*BRIEF*. Give every line again exactly as it appears, please, but not the pictures.

[Stored data]
--- START ---

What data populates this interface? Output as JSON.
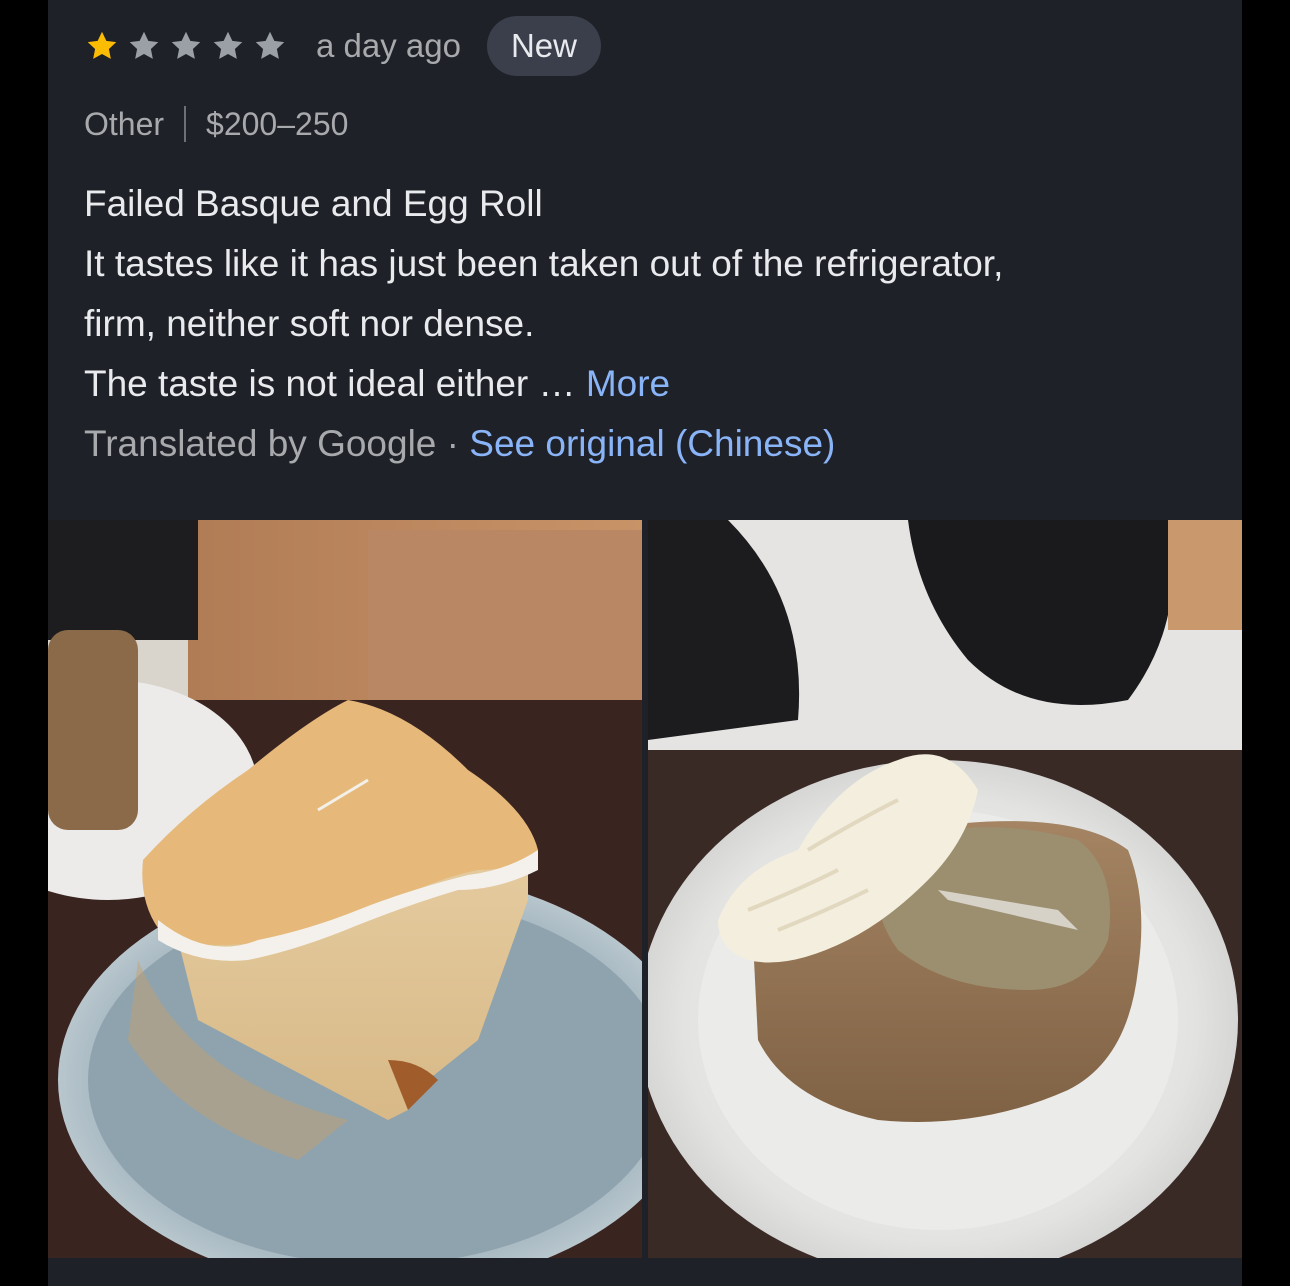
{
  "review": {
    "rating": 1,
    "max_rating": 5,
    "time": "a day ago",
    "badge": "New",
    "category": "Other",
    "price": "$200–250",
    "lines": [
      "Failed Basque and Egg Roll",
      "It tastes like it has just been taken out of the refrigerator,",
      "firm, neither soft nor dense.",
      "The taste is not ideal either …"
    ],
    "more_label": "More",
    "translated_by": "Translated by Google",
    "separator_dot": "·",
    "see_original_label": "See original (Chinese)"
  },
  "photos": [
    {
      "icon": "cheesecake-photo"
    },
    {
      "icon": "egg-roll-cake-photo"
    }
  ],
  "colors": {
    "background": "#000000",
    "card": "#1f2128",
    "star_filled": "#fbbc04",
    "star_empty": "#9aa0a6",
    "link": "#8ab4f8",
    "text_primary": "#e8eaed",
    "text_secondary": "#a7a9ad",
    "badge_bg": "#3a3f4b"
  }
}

--- END ---

*SOLUTION TO THE PROBLEM*.
What data populates this interface? Output as JSON.
{
  "review": {
    "rating": 1,
    "max_rating": 5,
    "time": "a day ago",
    "badge": "New",
    "category": "Other",
    "price": "$200–250",
    "lines": [
      "Failed Basque and Egg Roll",
      "It tastes like it has just been taken out of the refrigerator,",
      "firm, neither soft nor dense.",
      "The taste is not ideal either …"
    ],
    "more_label": "More",
    "translated_by": "Translated by Google",
    "separator_dot": "·",
    "see_original_label": "See original (Chinese)"
  },
  "photos": [
    {
      "icon": "cheesecake-photo"
    },
    {
      "icon": "egg-roll-cake-photo"
    }
  ],
  "colors": {
    "background": "#000000",
    "card": "#1f2128",
    "star_filled": "#fbbc04",
    "star_empty": "#9aa0a6",
    "link": "#8ab4f8",
    "text_primary": "#e8eaed",
    "text_secondary": "#a7a9ad",
    "badge_bg": "#3a3f4b"
  }
}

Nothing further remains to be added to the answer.